Source records:
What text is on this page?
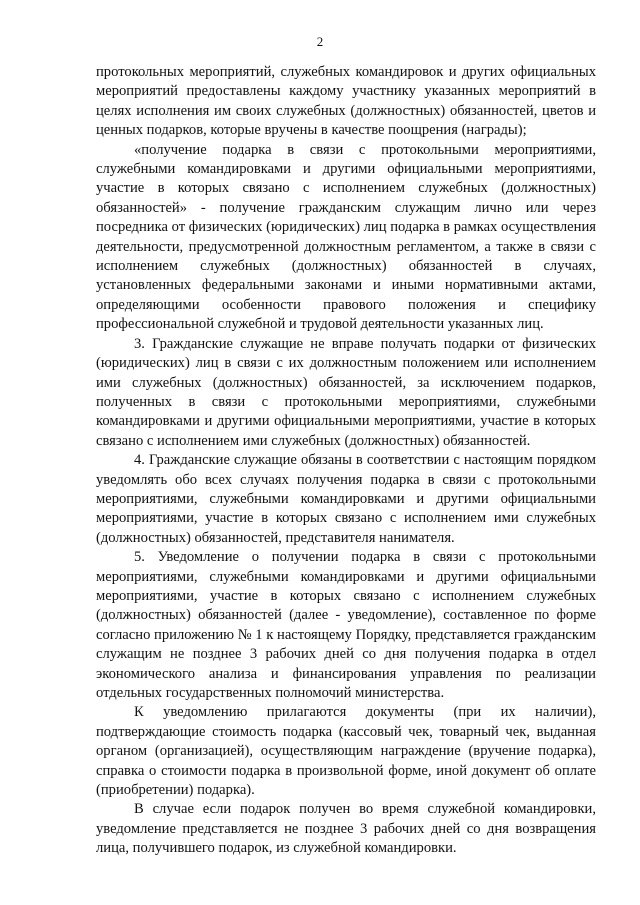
2

протокольных мероприятий, служебных командировок и других официальных мероприятий предоставлены каждому участнику указанных мероприятий в целях исполнения им своих служебных (должностных) обязанностей, цветов и ценных подарков, которые вручены в качестве поощрения (награды);

«получение подарка в связи с протокольными мероприятиями, служебными командировками и другими официальными мероприятиями, участие в которых связано с исполнением служебных (должностных) обязанностей» - получение гражданским служащим лично или через посредника от физических (юридических) лиц подарка в рамках осуществления деятельности, предусмотренной должностным регламентом, а также в связи с исполнением служебных (должностных) обязанностей в случаях, установленных федеральными законами и иными нормативными актами, определяющими особенности правового положения и специфику профессиональной служебной и трудовой деятельности указанных лиц.

3. Гражданские служащие не вправе получать подарки от физических (юридических) лиц в связи с их должностным положением или исполнением ими служебных (должностных) обязанностей, за исключением подарков, полученных в связи с протокольными мероприятиями, служебными командировками и другими официальными мероприятиями, участие в которых связано с исполнением ими служебных (должностных) обязанностей.

4. Гражданские служащие обязаны в соответствии с настоящим порядком уведомлять обо всех случаях получения подарка в связи с протокольными мероприятиями, служебными командировками и другими официальными мероприятиями, участие в которых связано с исполнением ими служебных (должностных) обязанностей, представителя нанимателя.

5. Уведомление о получении подарка в связи с протокольными мероприятиями, служебными командировками и другими официальными мероприятиями, участие в которых связано с исполнением служебных (должностных) обязанностей (далее - уведомление), составленное по форме согласно приложению № 1 к настоящему Порядку, представляется гражданским служащим не позднее 3 рабочих дней со дня получения подарка в отдел экономического анализа и финансирования управления по реализации отдельных государственных полномочий министерства.

К уведомлению прилагаются документы (при их наличии), подтверждающие стоимость подарка (кассовый чек, товарный чек, выданная органом (организацией), осуществляющим награждение (вручение подарка), справка о стоимости подарка в произвольной форме, иной документ об оплате (приобретении) подарка).

В случае если подарок получен во время служебной командировки, уведомление представляется не позднее 3 рабочих дней со дня возвращения лица, получившего подарок, из служебной командировки.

What the task asks: Transcribe the records above exactly, leaving out every picture.

Task solution:
What text is on this page?
2

протокольных мероприятий, служебных командировок и других официальных мероприятий предоставлены каждому участнику указанных мероприятий в целях исполнения им своих служебных (должностных) обязанностей, цветов и ценных подарков, которые вручены в качестве поощрения (награды);

«получение подарка в связи с протокольными мероприятиями, служебными командировками и другими официальными мероприятиями, участие в которых связано с исполнением служебных (должностных) обязанностей» - получение гражданским служащим лично или через посредника от физических (юридических) лиц подарка в рамках осуществления деятельности, предусмотренной должностным регламентом, а также в связи с исполнением служебных (должностных) обязанностей в случаях, установленных федеральными законами и иными нормативными актами, определяющими особенности правового положения и специфику профессиональной служебной и трудовой деятельности указанных лиц.

3. Гражданские служащие не вправе получать подарки от физических (юридических) лиц в связи с их должностным положением или исполнением ими служебных (должностных) обязанностей, за исключением подарков, полученных в связи с протокольными мероприятиями, служебными командировками и другими официальными мероприятиями, участие в которых связано с исполнением ими служебных (должностных) обязанностей.

4. Гражданские служащие обязаны в соответствии с настоящим порядком уведомлять обо всех случаях получения подарка в связи с протокольными мероприятиями, служебными командировками и другими официальными мероприятиями, участие в которых связано с исполнением ими служебных (должностных) обязанностей, представителя нанимателя.

5. Уведомление о получении подарка в связи с протокольными мероприятиями, служебными командировками и другими официальными мероприятиями, участие в которых связано с исполнением служебных (должностных) обязанностей (далее - уведомление), составленное по форме согласно приложению № 1 к настоящему Порядку, представляется гражданским служащим не позднее 3 рабочих дней со дня получения подарка в отдел экономического анализа и финансирования управления по реализации отдельных государственных полномочий министерства.

К уведомлению прилагаются документы (при их наличии), подтверждающие стоимость подарка (кассовый чек, товарный чек, выданная органом (организацией), осуществляющим награждение (вручение подарка), справка о стоимости подарка в произвольной форме, иной документ об оплате (приобретении) подарка).

В случае если подарок получен во время служебной командировки, уведомление представляется не позднее 3 рабочих дней со дня возвращения лица, получившего подарок, из служебной командировки.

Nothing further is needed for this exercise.